Description of the task>
Below are some records. Copy every line in them that holds "AGAスキンクリニック船橋院".

-- START Dataset extract --

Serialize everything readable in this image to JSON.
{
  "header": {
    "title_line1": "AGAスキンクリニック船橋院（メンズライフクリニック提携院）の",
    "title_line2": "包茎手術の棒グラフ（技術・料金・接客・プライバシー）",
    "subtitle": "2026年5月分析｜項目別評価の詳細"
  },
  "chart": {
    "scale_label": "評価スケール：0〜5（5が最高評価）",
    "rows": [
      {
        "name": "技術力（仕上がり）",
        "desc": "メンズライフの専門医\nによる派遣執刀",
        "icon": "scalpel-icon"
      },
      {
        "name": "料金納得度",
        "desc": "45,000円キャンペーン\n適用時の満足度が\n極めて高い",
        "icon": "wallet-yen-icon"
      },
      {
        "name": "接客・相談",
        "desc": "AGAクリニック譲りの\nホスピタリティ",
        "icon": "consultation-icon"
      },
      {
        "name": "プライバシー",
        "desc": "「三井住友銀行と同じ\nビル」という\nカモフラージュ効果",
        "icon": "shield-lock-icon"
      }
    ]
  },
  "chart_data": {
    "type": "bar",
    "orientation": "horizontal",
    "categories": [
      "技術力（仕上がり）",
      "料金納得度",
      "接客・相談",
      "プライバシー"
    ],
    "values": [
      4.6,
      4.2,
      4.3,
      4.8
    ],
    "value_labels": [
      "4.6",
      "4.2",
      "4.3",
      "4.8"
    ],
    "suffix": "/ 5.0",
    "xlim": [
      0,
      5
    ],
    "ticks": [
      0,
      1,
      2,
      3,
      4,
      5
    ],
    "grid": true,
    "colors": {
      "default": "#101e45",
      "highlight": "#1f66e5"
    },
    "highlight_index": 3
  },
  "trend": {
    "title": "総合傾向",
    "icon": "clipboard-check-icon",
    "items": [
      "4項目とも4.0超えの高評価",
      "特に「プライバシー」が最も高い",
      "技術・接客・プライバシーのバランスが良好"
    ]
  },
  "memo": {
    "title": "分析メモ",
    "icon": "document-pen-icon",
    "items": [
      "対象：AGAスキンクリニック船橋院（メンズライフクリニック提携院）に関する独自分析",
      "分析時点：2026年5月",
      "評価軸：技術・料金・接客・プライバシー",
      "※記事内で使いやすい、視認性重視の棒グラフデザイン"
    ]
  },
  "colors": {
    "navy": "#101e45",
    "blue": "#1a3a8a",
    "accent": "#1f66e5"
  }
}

-- END Dataset extract --

Expected output>
    "title_line1": "AGAスキンクリニック船橋院（メンズライフクリニック提携院）の",
      "対象：AGAスキンクリニック船橋院（メンズライフクリニック提携院）に関する独自分析",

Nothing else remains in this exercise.